Data records |

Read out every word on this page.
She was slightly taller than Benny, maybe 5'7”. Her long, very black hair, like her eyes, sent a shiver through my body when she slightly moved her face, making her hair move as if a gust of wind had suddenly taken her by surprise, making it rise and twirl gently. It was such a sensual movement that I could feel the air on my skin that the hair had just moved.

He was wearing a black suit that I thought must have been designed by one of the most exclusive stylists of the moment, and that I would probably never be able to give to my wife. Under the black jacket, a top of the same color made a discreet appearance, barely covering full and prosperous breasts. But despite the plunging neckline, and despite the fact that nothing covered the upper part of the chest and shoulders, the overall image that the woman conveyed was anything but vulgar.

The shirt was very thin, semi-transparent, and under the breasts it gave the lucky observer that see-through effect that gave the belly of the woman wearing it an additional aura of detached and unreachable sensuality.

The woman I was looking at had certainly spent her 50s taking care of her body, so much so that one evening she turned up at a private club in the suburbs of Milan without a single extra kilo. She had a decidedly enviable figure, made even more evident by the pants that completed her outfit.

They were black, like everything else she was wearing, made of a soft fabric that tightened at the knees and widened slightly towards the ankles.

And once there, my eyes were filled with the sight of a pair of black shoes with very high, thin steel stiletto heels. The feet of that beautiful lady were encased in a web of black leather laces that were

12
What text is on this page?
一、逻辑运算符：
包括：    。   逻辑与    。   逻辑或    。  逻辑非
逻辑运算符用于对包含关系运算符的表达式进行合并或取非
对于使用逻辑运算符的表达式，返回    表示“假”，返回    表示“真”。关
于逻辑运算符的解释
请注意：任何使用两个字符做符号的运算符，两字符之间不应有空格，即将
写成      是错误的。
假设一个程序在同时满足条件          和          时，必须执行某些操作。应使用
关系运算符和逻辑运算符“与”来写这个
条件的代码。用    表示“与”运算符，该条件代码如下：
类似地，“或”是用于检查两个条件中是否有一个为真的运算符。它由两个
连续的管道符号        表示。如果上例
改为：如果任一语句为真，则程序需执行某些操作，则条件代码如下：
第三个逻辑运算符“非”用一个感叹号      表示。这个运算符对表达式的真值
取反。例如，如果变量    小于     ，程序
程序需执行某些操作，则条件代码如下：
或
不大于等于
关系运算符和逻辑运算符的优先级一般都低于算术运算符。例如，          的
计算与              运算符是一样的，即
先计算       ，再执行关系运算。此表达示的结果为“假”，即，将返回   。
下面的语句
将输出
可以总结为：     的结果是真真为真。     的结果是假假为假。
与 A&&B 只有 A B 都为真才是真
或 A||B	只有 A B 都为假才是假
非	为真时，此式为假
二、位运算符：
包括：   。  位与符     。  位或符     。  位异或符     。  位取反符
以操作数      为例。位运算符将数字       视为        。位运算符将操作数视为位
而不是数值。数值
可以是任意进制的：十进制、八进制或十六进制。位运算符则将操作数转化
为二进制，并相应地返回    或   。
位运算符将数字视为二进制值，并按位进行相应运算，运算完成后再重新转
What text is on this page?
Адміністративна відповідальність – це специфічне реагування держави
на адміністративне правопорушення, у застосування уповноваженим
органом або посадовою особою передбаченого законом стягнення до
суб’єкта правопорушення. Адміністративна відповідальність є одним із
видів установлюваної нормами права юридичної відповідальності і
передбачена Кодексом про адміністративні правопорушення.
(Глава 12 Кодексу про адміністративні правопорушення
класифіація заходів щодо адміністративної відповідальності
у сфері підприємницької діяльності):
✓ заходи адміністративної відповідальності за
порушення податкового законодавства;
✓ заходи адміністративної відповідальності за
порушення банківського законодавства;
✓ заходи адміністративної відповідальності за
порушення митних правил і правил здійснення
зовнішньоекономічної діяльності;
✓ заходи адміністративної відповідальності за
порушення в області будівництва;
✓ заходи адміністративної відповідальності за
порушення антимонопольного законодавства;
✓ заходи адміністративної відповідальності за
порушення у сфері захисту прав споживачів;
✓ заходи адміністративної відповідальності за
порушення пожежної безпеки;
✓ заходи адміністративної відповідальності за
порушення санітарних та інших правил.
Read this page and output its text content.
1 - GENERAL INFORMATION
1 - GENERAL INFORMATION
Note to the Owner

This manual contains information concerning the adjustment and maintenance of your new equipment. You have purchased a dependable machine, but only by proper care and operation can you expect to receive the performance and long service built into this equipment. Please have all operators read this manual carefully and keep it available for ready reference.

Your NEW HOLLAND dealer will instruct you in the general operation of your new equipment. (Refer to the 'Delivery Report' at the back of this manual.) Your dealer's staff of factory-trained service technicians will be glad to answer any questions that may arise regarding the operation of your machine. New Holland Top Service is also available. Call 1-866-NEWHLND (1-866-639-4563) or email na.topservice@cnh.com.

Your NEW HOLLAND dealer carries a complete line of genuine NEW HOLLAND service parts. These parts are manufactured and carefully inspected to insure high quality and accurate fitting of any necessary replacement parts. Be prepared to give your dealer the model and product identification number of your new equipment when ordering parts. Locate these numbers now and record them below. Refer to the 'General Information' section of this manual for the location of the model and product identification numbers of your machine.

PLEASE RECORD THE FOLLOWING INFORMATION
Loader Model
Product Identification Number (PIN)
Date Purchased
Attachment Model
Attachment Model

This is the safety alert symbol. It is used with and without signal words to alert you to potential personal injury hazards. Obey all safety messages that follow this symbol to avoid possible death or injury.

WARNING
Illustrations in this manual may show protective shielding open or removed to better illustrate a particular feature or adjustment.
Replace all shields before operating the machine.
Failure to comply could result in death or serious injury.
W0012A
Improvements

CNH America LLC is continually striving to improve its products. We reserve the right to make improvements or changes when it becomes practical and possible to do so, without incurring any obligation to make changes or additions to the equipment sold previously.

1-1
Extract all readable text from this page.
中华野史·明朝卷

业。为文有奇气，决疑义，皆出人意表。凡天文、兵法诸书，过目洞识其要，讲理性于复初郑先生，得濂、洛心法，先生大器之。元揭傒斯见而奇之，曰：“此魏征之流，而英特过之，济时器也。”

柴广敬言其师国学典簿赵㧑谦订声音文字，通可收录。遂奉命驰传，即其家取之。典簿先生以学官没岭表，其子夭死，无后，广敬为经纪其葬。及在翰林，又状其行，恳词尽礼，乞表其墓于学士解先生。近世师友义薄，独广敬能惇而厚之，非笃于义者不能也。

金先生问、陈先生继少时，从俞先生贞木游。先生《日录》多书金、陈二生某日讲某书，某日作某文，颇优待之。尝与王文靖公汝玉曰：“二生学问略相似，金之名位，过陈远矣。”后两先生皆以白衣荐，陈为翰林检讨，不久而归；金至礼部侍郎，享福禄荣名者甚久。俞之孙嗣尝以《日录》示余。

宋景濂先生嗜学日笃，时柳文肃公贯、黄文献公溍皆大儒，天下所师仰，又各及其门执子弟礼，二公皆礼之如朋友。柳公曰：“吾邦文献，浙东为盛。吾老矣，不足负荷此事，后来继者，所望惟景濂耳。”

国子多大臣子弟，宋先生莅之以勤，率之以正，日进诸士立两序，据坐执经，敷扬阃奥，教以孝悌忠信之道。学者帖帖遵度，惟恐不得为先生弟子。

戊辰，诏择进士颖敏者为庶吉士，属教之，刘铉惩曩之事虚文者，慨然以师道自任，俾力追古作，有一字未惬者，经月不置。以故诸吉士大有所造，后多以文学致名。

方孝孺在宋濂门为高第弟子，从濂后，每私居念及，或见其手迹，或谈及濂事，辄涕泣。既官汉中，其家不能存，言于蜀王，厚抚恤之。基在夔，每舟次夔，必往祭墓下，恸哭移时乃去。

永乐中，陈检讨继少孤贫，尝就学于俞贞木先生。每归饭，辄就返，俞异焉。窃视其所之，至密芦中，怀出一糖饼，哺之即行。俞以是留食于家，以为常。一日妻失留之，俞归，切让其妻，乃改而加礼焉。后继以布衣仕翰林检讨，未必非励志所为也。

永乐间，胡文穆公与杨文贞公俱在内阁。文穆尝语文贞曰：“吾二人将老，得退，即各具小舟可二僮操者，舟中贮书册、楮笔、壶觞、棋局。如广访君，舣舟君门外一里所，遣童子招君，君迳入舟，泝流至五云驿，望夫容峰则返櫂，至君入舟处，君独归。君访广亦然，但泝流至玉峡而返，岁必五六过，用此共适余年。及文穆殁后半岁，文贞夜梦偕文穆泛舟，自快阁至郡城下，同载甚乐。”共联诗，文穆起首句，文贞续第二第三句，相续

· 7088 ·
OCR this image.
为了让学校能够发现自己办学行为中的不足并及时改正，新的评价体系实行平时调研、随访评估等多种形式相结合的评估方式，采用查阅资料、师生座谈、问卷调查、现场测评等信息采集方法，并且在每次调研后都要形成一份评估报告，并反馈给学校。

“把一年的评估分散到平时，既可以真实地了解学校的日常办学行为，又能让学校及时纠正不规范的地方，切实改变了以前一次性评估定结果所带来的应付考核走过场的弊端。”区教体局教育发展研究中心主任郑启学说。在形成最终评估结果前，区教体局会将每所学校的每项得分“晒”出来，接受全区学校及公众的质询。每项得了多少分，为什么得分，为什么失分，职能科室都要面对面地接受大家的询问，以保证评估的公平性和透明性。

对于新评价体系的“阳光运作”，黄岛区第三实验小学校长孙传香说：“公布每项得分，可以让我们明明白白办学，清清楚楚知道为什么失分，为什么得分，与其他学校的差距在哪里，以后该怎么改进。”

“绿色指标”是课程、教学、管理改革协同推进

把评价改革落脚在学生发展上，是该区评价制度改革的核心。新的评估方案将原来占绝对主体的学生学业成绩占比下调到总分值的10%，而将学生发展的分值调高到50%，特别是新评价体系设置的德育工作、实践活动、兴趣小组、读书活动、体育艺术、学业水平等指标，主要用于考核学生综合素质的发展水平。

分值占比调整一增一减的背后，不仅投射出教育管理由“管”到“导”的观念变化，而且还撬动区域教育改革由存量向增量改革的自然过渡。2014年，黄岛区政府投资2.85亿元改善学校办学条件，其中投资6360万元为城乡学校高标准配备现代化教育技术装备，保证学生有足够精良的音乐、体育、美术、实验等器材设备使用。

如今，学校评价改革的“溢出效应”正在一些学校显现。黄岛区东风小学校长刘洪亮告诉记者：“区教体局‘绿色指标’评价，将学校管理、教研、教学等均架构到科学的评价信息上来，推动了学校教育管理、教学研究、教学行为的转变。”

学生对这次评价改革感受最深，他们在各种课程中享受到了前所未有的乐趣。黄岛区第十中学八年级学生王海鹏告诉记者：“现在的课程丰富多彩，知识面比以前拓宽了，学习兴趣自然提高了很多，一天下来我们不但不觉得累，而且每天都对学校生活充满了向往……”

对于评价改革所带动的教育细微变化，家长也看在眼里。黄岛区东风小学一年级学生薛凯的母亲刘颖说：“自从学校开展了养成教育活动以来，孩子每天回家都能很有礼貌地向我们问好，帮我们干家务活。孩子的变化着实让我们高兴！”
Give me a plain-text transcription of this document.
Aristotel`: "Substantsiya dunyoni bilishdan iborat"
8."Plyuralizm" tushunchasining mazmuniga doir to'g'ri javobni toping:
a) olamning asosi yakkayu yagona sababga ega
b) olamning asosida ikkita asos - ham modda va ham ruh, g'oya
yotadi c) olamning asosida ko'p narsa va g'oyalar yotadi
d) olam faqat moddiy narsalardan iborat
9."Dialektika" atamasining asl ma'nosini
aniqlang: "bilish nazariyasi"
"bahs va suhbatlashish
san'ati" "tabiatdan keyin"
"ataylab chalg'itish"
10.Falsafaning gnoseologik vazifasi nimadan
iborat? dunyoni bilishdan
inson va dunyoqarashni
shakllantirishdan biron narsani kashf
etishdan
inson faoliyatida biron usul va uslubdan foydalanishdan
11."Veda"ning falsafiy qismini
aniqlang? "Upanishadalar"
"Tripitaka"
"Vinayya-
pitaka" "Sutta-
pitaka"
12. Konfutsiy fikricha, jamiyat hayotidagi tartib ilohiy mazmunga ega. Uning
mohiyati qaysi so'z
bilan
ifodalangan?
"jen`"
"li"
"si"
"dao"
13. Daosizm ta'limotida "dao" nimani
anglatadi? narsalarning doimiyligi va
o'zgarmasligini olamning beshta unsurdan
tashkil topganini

What needs to be done | Only the number is wanted: how many lines above include the word "dealer"?

Answer to the problem | 2